WHAT YOU WILL DO: Out of all the lines below, count those with the word "icon". Give the number only.

EXTRACTED DATA:
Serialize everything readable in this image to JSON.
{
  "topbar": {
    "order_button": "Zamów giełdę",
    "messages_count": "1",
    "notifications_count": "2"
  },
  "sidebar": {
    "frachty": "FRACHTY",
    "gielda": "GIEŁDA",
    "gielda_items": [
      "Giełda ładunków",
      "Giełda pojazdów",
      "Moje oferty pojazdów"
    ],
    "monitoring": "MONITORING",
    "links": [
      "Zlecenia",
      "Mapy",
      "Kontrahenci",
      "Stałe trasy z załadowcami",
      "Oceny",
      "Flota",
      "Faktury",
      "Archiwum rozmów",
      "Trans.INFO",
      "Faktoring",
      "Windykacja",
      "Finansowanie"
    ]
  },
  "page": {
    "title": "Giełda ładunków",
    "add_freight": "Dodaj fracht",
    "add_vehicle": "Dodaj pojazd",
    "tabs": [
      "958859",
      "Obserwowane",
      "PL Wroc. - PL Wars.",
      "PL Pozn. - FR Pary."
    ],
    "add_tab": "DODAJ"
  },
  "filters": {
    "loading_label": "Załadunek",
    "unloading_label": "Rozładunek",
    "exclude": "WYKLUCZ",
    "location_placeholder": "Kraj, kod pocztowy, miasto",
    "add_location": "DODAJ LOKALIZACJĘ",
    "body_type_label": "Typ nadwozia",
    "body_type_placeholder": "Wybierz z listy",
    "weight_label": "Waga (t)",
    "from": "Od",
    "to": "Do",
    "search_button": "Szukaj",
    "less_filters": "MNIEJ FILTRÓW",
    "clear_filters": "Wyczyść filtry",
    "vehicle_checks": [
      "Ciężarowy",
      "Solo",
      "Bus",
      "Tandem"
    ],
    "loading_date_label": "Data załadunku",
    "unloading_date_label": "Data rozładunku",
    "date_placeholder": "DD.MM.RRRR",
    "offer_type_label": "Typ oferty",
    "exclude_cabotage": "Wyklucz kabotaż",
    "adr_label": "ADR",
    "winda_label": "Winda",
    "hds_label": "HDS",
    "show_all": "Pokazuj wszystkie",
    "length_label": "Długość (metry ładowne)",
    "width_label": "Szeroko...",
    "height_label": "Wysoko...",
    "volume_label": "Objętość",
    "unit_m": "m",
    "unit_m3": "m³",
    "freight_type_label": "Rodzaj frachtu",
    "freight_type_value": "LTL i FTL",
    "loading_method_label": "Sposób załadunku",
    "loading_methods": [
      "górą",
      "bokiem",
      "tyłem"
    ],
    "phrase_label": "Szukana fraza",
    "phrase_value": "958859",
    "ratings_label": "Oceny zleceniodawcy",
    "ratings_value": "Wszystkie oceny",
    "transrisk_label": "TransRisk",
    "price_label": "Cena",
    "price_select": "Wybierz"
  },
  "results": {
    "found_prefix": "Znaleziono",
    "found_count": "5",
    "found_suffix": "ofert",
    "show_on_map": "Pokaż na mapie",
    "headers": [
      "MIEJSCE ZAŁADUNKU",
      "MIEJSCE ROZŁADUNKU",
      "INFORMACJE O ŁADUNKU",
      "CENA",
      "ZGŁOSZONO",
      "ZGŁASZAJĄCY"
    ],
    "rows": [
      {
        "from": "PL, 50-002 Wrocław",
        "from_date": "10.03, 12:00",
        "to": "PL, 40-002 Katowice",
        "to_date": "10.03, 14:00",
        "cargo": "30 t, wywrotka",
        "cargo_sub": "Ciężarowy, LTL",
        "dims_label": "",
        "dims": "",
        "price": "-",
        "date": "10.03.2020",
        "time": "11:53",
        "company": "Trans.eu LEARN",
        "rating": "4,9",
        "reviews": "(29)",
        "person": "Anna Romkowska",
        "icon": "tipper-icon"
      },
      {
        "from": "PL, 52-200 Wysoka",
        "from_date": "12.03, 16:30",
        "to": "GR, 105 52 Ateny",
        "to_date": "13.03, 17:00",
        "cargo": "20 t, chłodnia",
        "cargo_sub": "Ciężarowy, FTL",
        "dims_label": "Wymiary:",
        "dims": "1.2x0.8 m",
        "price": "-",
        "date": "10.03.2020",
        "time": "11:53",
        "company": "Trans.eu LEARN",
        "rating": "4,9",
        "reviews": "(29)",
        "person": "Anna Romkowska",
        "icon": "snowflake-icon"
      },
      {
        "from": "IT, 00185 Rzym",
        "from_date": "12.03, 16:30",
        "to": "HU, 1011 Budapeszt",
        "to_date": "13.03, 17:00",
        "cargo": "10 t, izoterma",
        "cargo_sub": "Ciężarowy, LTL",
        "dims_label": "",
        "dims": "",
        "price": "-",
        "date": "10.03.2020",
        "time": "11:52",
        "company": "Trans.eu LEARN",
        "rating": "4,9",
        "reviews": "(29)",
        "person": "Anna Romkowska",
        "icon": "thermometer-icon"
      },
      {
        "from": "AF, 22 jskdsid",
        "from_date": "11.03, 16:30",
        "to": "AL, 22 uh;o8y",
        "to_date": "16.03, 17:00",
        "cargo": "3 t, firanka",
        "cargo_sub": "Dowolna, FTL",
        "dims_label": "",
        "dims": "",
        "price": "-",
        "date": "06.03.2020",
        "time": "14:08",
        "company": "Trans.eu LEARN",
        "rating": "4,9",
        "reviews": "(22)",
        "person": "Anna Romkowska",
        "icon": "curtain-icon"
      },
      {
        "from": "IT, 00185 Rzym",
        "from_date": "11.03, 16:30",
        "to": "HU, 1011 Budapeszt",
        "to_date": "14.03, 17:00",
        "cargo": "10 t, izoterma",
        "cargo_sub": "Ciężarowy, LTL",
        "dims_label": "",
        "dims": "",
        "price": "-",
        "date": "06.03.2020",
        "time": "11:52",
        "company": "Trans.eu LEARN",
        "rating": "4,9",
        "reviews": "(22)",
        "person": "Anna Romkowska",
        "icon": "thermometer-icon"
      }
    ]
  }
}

THE ANSWER: 5